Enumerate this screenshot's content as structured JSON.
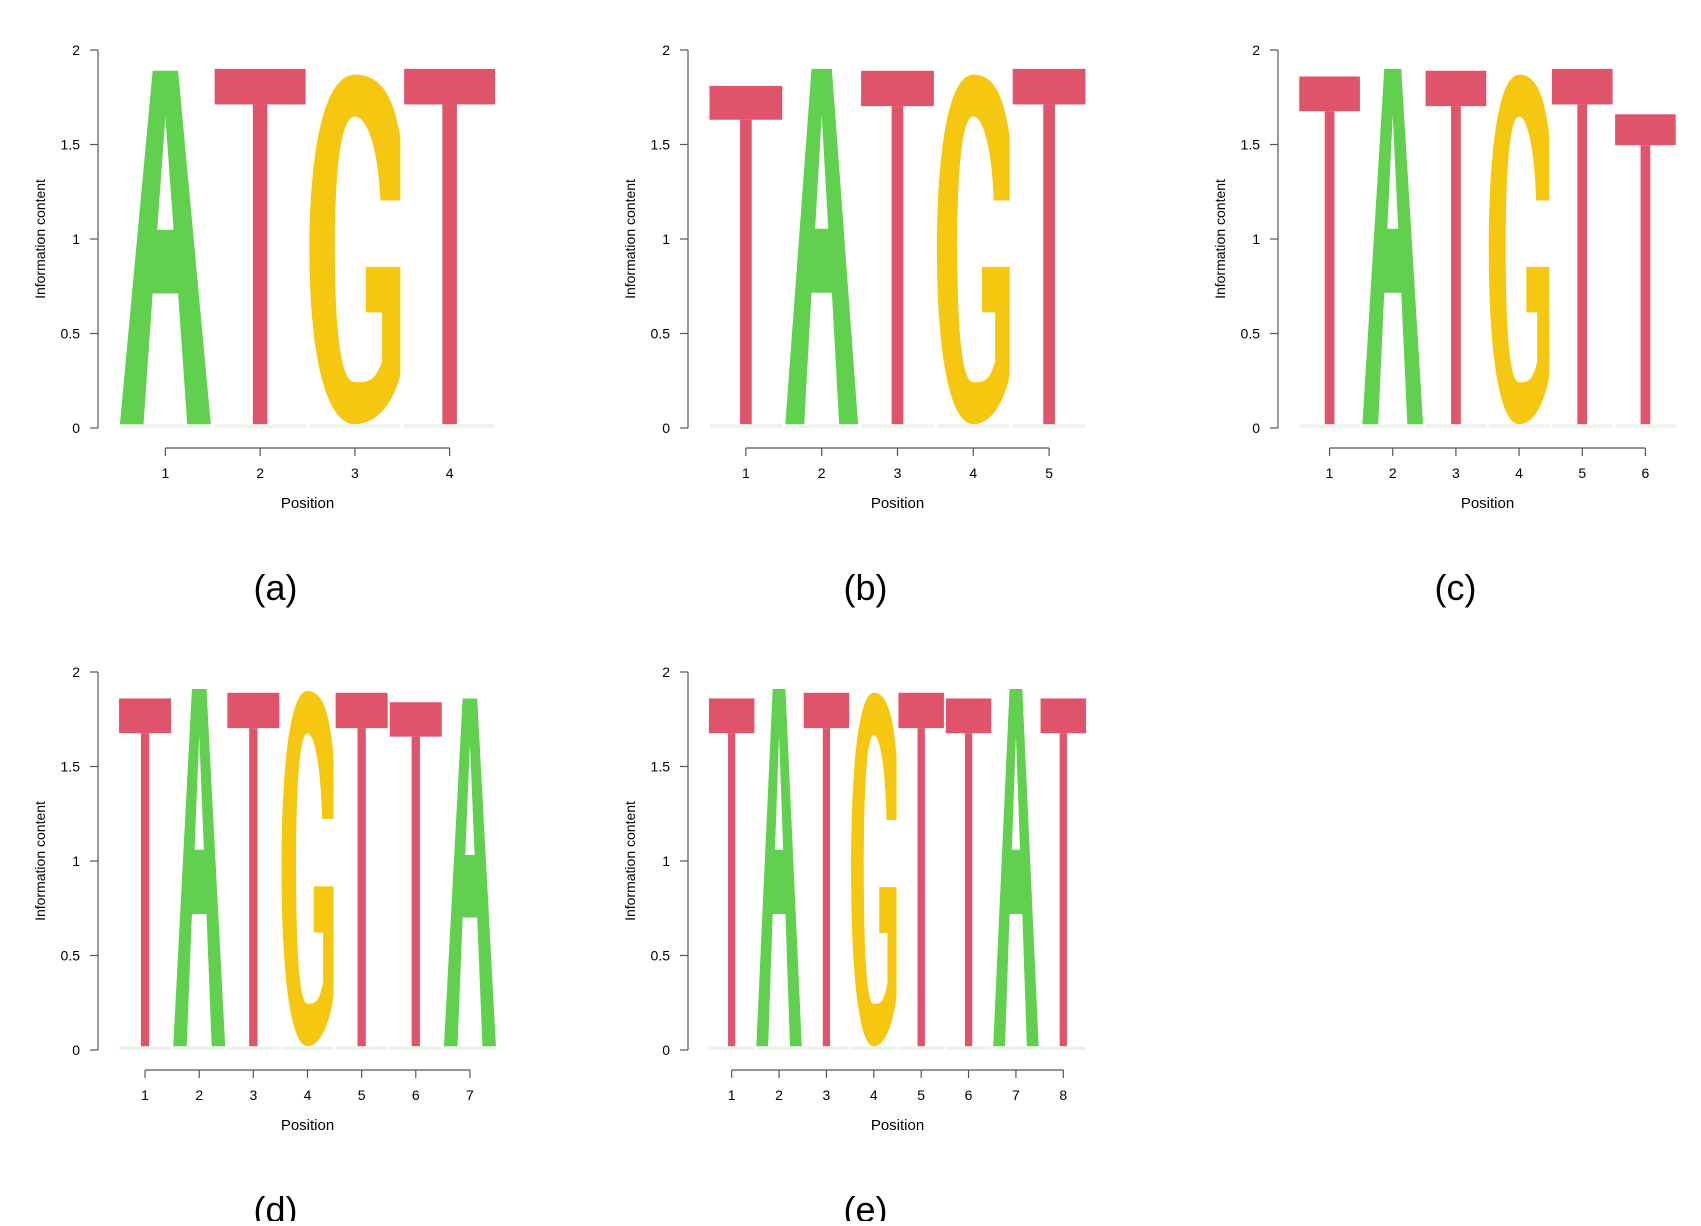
{
  "colors": {
    "A": "#61d04f",
    "C": "#2297e6",
    "G": "#f5c710",
    "T": "#df536b"
  },
  "chart_data": [
    {
      "type": "sequence-logo",
      "panel_label": "(a)",
      "xlabel": "Position",
      "ylabel": "Information content",
      "ylim": [
        0,
        2
      ],
      "yticks": [
        0,
        0.5,
        1,
        1.5,
        2
      ],
      "ytick_labels": [
        "0",
        "0.5",
        "1",
        "1.5",
        "2"
      ],
      "positions": [
        1,
        2,
        3,
        4
      ],
      "letters": [
        "A",
        "T",
        "G",
        "T"
      ],
      "values": [
        1.89,
        1.9,
        1.87,
        1.9
      ]
    },
    {
      "type": "sequence-logo",
      "panel_label": "(b)",
      "xlabel": "Position",
      "ylabel": "Information content",
      "ylim": [
        0,
        2
      ],
      "yticks": [
        0,
        0.5,
        1,
        1.5,
        2
      ],
      "ytick_labels": [
        "0",
        "0.5",
        "1",
        "1.5",
        "2"
      ],
      "positions": [
        1,
        2,
        3,
        4,
        5
      ],
      "letters": [
        "T",
        "A",
        "T",
        "G",
        "T"
      ],
      "values": [
        1.81,
        1.9,
        1.89,
        1.87,
        1.9
      ]
    },
    {
      "type": "sequence-logo",
      "panel_label": "(c)",
      "xlabel": "Position",
      "ylabel": "Information content",
      "ylim": [
        0,
        2
      ],
      "yticks": [
        0,
        0.5,
        1,
        1.5,
        2
      ],
      "ytick_labels": [
        "0",
        "0.5",
        "1",
        "1.5",
        "2"
      ],
      "positions": [
        1,
        2,
        3,
        4,
        5,
        6
      ],
      "letters": [
        "T",
        "A",
        "T",
        "G",
        "T",
        "T"
      ],
      "values": [
        1.86,
        1.9,
        1.89,
        1.87,
        1.9,
        1.66
      ]
    },
    {
      "type": "sequence-logo",
      "panel_label": "(d)",
      "xlabel": "Position",
      "ylabel": "Information content",
      "ylim": [
        0,
        2
      ],
      "yticks": [
        0,
        0.5,
        1,
        1.5,
        2
      ],
      "ytick_labels": [
        "0",
        "0.5",
        "1",
        "1.5",
        "2"
      ],
      "positions": [
        1,
        2,
        3,
        4,
        5,
        6,
        7
      ],
      "letters": [
        "T",
        "A",
        "T",
        "G",
        "T",
        "T",
        "A"
      ],
      "values": [
        1.86,
        1.91,
        1.89,
        1.9,
        1.89,
        1.84,
        1.86
      ]
    },
    {
      "type": "sequence-logo",
      "panel_label": "(e)",
      "xlabel": "Position",
      "ylabel": "Information content",
      "ylim": [
        0,
        2
      ],
      "yticks": [
        0,
        0.5,
        1,
        1.5,
        2
      ],
      "ytick_labels": [
        "0",
        "0.5",
        "1",
        "1.5",
        "2"
      ],
      "positions": [
        1,
        2,
        3,
        4,
        5,
        6,
        7,
        8
      ],
      "letters": [
        "T",
        "A",
        "T",
        "G",
        "T",
        "T",
        "A",
        "T"
      ],
      "values": [
        1.86,
        1.91,
        1.89,
        1.89,
        1.89,
        1.86,
        1.91,
        1.86
      ]
    }
  ]
}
- - - -
* **Task details**
The data above needs to be retyped exactly, with the images left out.

* **Written solution**
Enumerate this screenshot's content as structured JSON.
{
  "colors": {
    "A": "#61d04f",
    "C": "#2297e6",
    "G": "#f5c710",
    "T": "#df536b"
  },
  "chart_data": [
    {
      "type": "sequence-logo",
      "panel_label": "(a)",
      "xlabel": "Position",
      "ylabel": "Information content",
      "ylim": [
        0,
        2
      ],
      "yticks": [
        0,
        0.5,
        1,
        1.5,
        2
      ],
      "ytick_labels": [
        "0",
        "0.5",
        "1",
        "1.5",
        "2"
      ],
      "positions": [
        1,
        2,
        3,
        4
      ],
      "letters": [
        "A",
        "T",
        "G",
        "T"
      ],
      "values": [
        1.89,
        1.9,
        1.87,
        1.9
      ]
    },
    {
      "type": "sequence-logo",
      "panel_label": "(b)",
      "xlabel": "Position",
      "ylabel": "Information content",
      "ylim": [
        0,
        2
      ],
      "yticks": [
        0,
        0.5,
        1,
        1.5,
        2
      ],
      "ytick_labels": [
        "0",
        "0.5",
        "1",
        "1.5",
        "2"
      ],
      "positions": [
        1,
        2,
        3,
        4,
        5
      ],
      "letters": [
        "T",
        "A",
        "T",
        "G",
        "T"
      ],
      "values": [
        1.81,
        1.9,
        1.89,
        1.87,
        1.9
      ]
    },
    {
      "type": "sequence-logo",
      "panel_label": "(c)",
      "xlabel": "Position",
      "ylabel": "Information content",
      "ylim": [
        0,
        2
      ],
      "yticks": [
        0,
        0.5,
        1,
        1.5,
        2
      ],
      "ytick_labels": [
        "0",
        "0.5",
        "1",
        "1.5",
        "2"
      ],
      "positions": [
        1,
        2,
        3,
        4,
        5,
        6
      ],
      "letters": [
        "T",
        "A",
        "T",
        "G",
        "T",
        "T"
      ],
      "values": [
        1.86,
        1.9,
        1.89,
        1.87,
        1.9,
        1.66
      ]
    },
    {
      "type": "sequence-logo",
      "panel_label": "(d)",
      "xlabel": "Position",
      "ylabel": "Information content",
      "ylim": [
        0,
        2
      ],
      "yticks": [
        0,
        0.5,
        1,
        1.5,
        2
      ],
      "ytick_labels": [
        "0",
        "0.5",
        "1",
        "1.5",
        "2"
      ],
      "positions": [
        1,
        2,
        3,
        4,
        5,
        6,
        7
      ],
      "letters": [
        "T",
        "A",
        "T",
        "G",
        "T",
        "T",
        "A"
      ],
      "values": [
        1.86,
        1.91,
        1.89,
        1.9,
        1.89,
        1.84,
        1.86
      ]
    },
    {
      "type": "sequence-logo",
      "panel_label": "(e)",
      "xlabel": "Position",
      "ylabel": "Information content",
      "ylim": [
        0,
        2
      ],
      "yticks": [
        0,
        0.5,
        1,
        1.5,
        2
      ],
      "ytick_labels": [
        "0",
        "0.5",
        "1",
        "1.5",
        "2"
      ],
      "positions": [
        1,
        2,
        3,
        4,
        5,
        6,
        7,
        8
      ],
      "letters": [
        "T",
        "A",
        "T",
        "G",
        "T",
        "T",
        "A",
        "T"
      ],
      "values": [
        1.86,
        1.91,
        1.89,
        1.89,
        1.89,
        1.86,
        1.91,
        1.86
      ]
    }
  ]
}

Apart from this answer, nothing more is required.